- Aim -
Only the pictures are left out: repeat the rest of the entries exactly.

- Excerpted records -
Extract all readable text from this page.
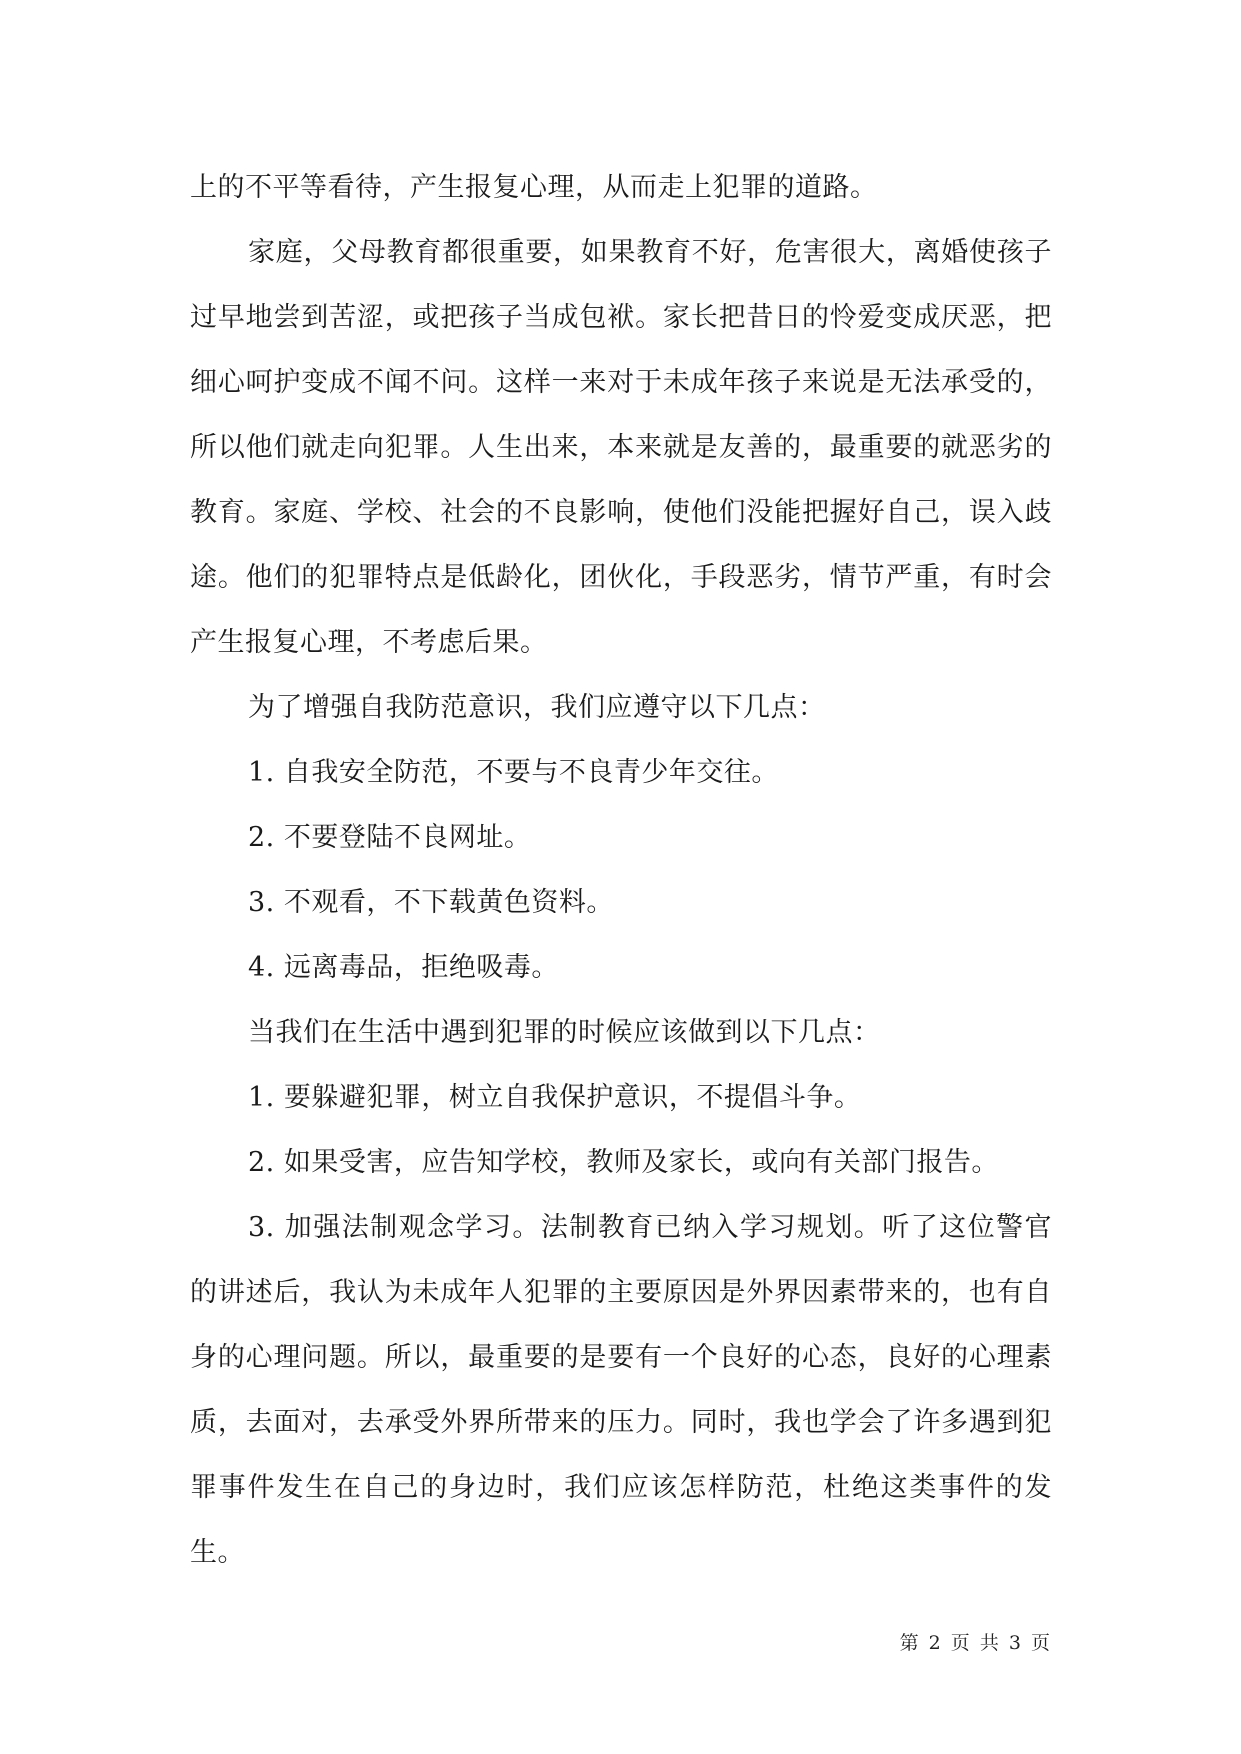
上的不平等看待，产生报复心理，从而走上犯罪的道路。

家庭，父母教育都很重要，如果教育不好，危害很大，离婚使孩子过早地尝到苦涩，或把孩子当成包袱。家长把昔日的怜爱变成厌恶，把细心呵护变成不闻不问。这样一来对于未成年孩子来说是无法承受的，所以他们就走向犯罪。人生出来，本来就是友善的，最重要的就恶劣的教育。家庭、学校、社会的不良影响，使他们没能把握好自己，误入歧途。他们的犯罪特点是低龄化，团伙化，手段恶劣，情节严重，有时会产生报复心理，不考虑后果。

为了增强自我防范意识，我们应遵守以下几点：

1. 自我安全防范，不要与不良青少年交往。

2. 不要登陆不良网址。

3. 不观看，不下载黄色资料。

4. 远离毒品，拒绝吸毒。

当我们在生活中遇到犯罪的时候应该做到以下几点：

1. 要躲避犯罪，树立自我保护意识，不提倡斗争。

2. 如果受害，应告知学校，教师及家长，或向有关部门报告。

3. 加强法制观念学习。法制教育已纳入学习规划。听了这位警官的讲述后，我认为未成年人犯罪的主要原因是外界因素带来的，也有自身的心理问题。所以，最重要的是要有一个良好的心态，良好的心理素质，去面对，去承受外界所带来的压力。同时，我也学会了许多遇到犯罪事件发生在自己的身边时，我们应该怎样防范，杜绝这类事件的发生。

第 2 页 共 3 页
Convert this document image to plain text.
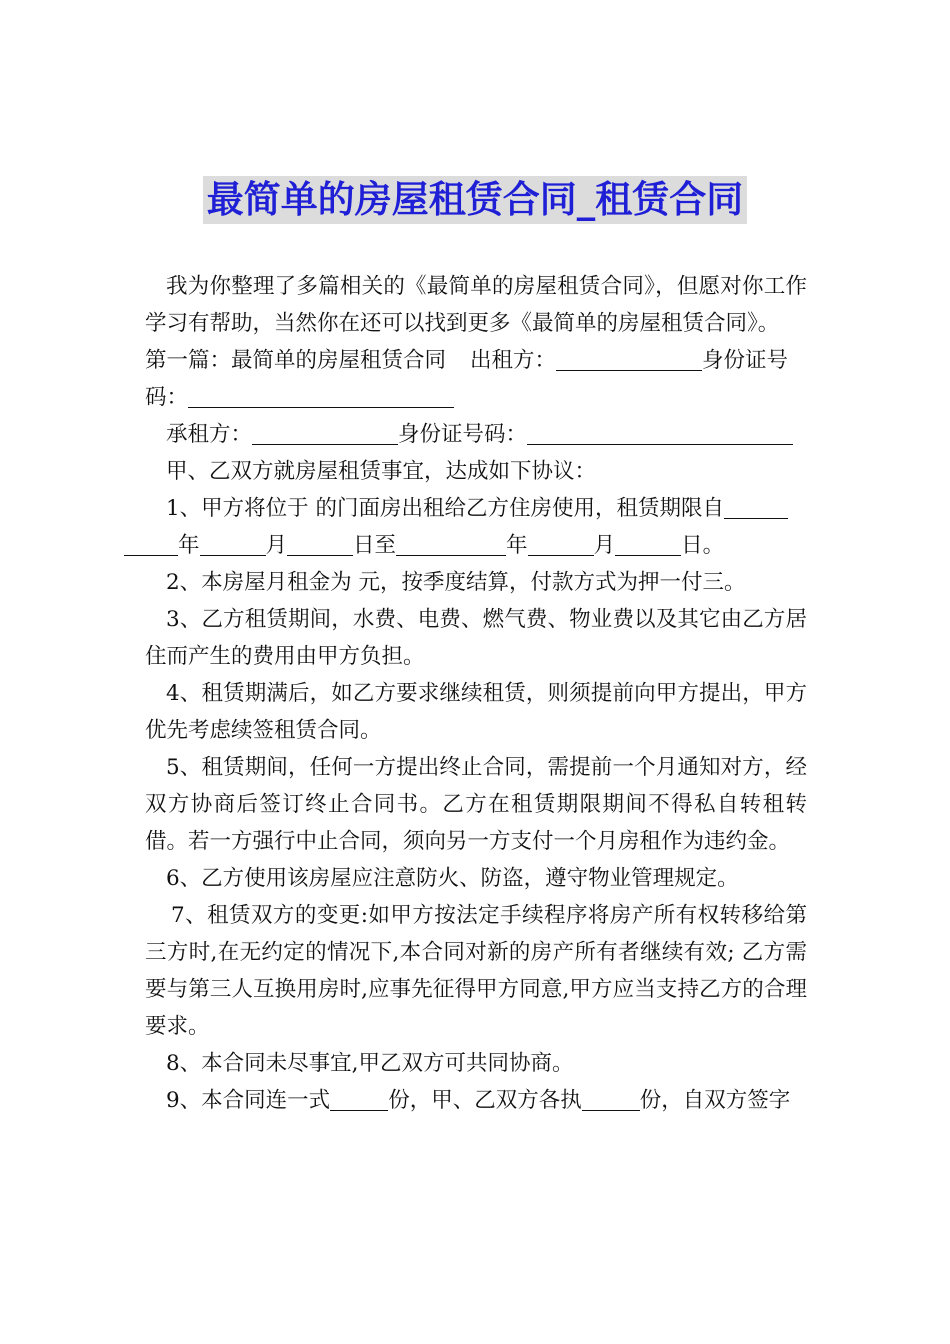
最简单的房屋租赁合同_租赁合同

我为你整理了多篇相关的《最简单的房屋租赁合同》，但愿对你工作学习有帮助，当然你在还可以找到更多《最简单的房屋租赁合同》。

第一篇：最简单的房屋租赁合同 出租方：	身份证号
码：

承租方：	身份证号码：

甲、乙双方就房屋租赁事宜，达成如下协议：

1、甲方将位于 的门面房出租给乙方住房使用，租赁期限自
年	月	日至	年	月	日。

2、本房屋月租金为 元，按季度结算，付款方式为押一付三。

3、乙方租赁期间，水费、电费、燃气费、物业费以及其它由乙方居住而产生的费用由甲方负担。

4、租赁期满后，如乙方要求继续租赁，则须提前向甲方提出，甲方优先考虑续签租赁合同。

5、租赁期间，任何一方提出终止合同，需提前一个月通知对方，经双方协商后签订终止合同书。乙方在租赁期限期间不得私自转租转借。若一方强行中止合同，须向另一方支付一个月房租作为违约金。

6、乙方使用该房屋应注意防火、防盗，遵守物业管理规定。

7、租赁双方的变更:如甲方按法定手续程序将房产所有权转移给第三方时,在无约定的情况下,本合同对新的房产所有者继续有效; 乙方需要与第三人互换用房时,应事先征得甲方同意,甲方应当支持乙方的合理要求。

8、本合同未尽事宜,甲乙双方可共同协商。

9、本合同连一式	份，甲、乙双方各执	份，自双方签字
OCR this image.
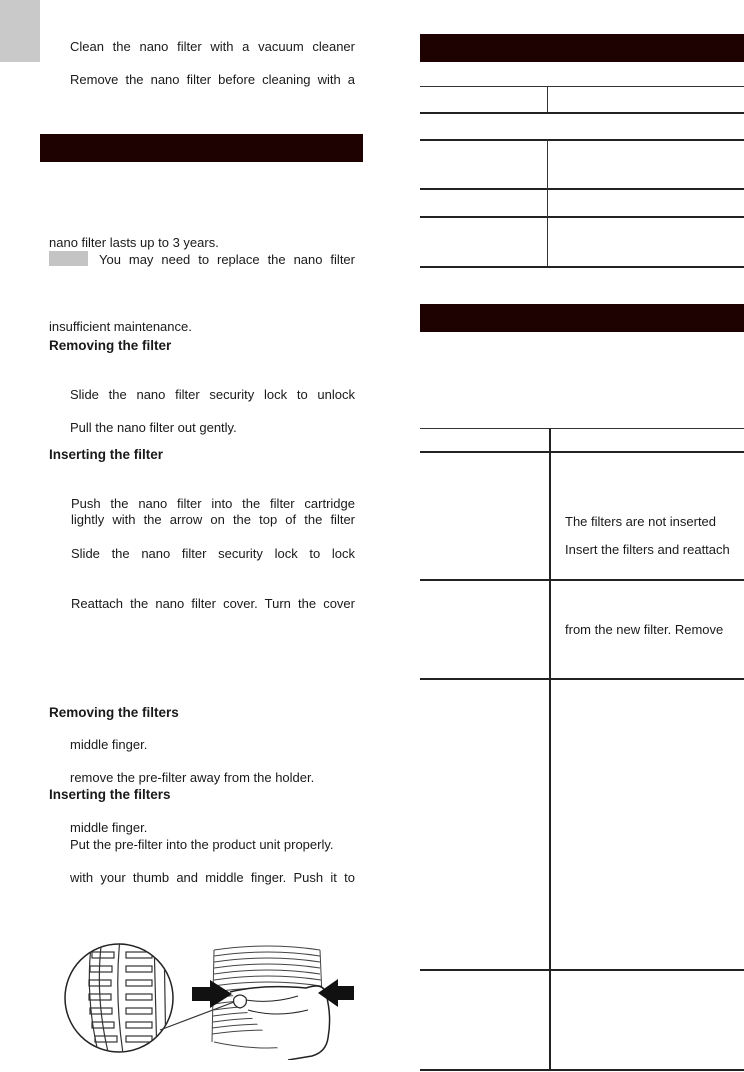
Clean the nano filter with a vacuum cleaner
Remove the nano filter before cleaning with a
nano filter lasts up to 3 years.
You may need to replace the nano filter
insufficient maintenance.
Removing the filter
Slide the nano filter security lock to unlock
Pull the nano filter out gently.
Inserting the filter
Push the nano filter into the filter cartridge
lightly with the arrow on the top of the filter
Slide the nano filter security lock to lock
Reattach the nano filter cover. Turn the cover
Removing the filters
middle finger.
remove the pre-filter away from the holder.
Inserting the filters
middle finger.
Put the pre-filter into the product unit properly.
with your thumb and middle finger. Push it to
The filters are not inserted
Insert the filters and reattach
from the new filter. Remove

- Output of the task -
Extract all readable text from this page.
上的不平等看待，产生报复心理，从而走上犯罪的道路。

家庭，父母教育都很重要，如果教育不好，危害很大，离婚使孩子过早地尝到苦涩，或把孩子当成包袱。家长把昔日的怜爱变成厌恶，把细心呵护变成不闻不问。这样一来对于未成年孩子来说是无法承受的，所以他们就走向犯罪。人生出来，本来就是友善的，最重要的就恶劣的教育。家庭、学校、社会的不良影响，使他们没能把握好自己，误入歧途。他们的犯罪特点是低龄化，团伙化，手段恶劣，情节严重，有时会产生报复心理，不考虑后果。

为了增强自我防范意识，我们应遵守以下几点：

1. 自我安全防范，不要与不良青少年交往。

2. 不要登陆不良网址。

3. 不观看，不下载黄色资料。

4. 远离毒品，拒绝吸毒。

当我们在生活中遇到犯罪的时候应该做到以下几点：

1. 要躲避犯罪，树立自我保护意识，不提倡斗争。

2. 如果受害，应告知学校，教师及家长，或向有关部门报告。

3. 加强法制观念学习。法制教育已纳入学习规划。听了这位警官的讲述后，我认为未成年人犯罪的主要原因是外界因素带来的，也有自身的心理问题。所以，最重要的是要有一个良好的心态，良好的心理素质，去面对，去承受外界所带来的压力。同时，我也学会了许多遇到犯罪事件发生在自己的身边时，我们应该怎样防范，杜绝这类事件的发生。

第 2 页 共 3 页
Convert this document image to plain text.
最简单的房屋租赁合同_租赁合同

我为你整理了多篇相关的《最简单的房屋租赁合同》，但愿对你工作学习有帮助，当然你在还可以找到更多《最简单的房屋租赁合同》。

第一篇：最简单的房屋租赁合同 出租方：	身份证号
码：

承租方：	身份证号码：

甲、乙双方就房屋租赁事宜，达成如下协议：

1、甲方将位于 的门面房出租给乙方住房使用，租赁期限自
年	月	日至	年	月	日。

2、本房屋月租金为 元，按季度结算，付款方式为押一付三。

3、乙方租赁期间，水费、电费、燃气费、物业费以及其它由乙方居住而产生的费用由甲方负担。

4、租赁期满后，如乙方要求继续租赁，则须提前向甲方提出，甲方优先考虑续签租赁合同。

5、租赁期间，任何一方提出终止合同，需提前一个月通知对方，经双方协商后签订终止合同书。乙方在租赁期限期间不得私自转租转借。若一方强行中止合同，须向另一方支付一个月房租作为违约金。

6、乙方使用该房屋应注意防火、防盗，遵守物业管理规定。

7、租赁双方的变更:如甲方按法定手续程序将房产所有权转移给第三方时,在无约定的情况下,本合同对新的房产所有者继续有效; 乙方需要与第三人互换用房时,应事先征得甲方同意,甲方应当支持乙方的合理要求。

8、本合同未尽事宜,甲乙双方可共同协商。

9、本合同连一式	份，甲、乙双方各执	份，自双方签字
OCR this image.
Clean the nano filter with a vacuum cleaner
Remove the nano filter before cleaning with a
nano filter lasts up to 3 years.
You may need to replace the nano filter
insufficient maintenance.
Removing the filter
Slide the nano filter security lock to unlock
Pull the nano filter out gently.
Inserting the filter
Push the nano filter into the filter cartridge
lightly with the arrow on the top of the filter
Slide the nano filter security lock to lock
Reattach the nano filter cover. Turn the cover
Removing the filters
middle finger.
remove the pre-filter away from the holder.
Inserting the filters
middle finger.
Put the pre-filter into the product unit properly.
with your thumb and middle finger. Push it to
The filters are not inserted
Insert the filters and reattach
from the new filter. Remove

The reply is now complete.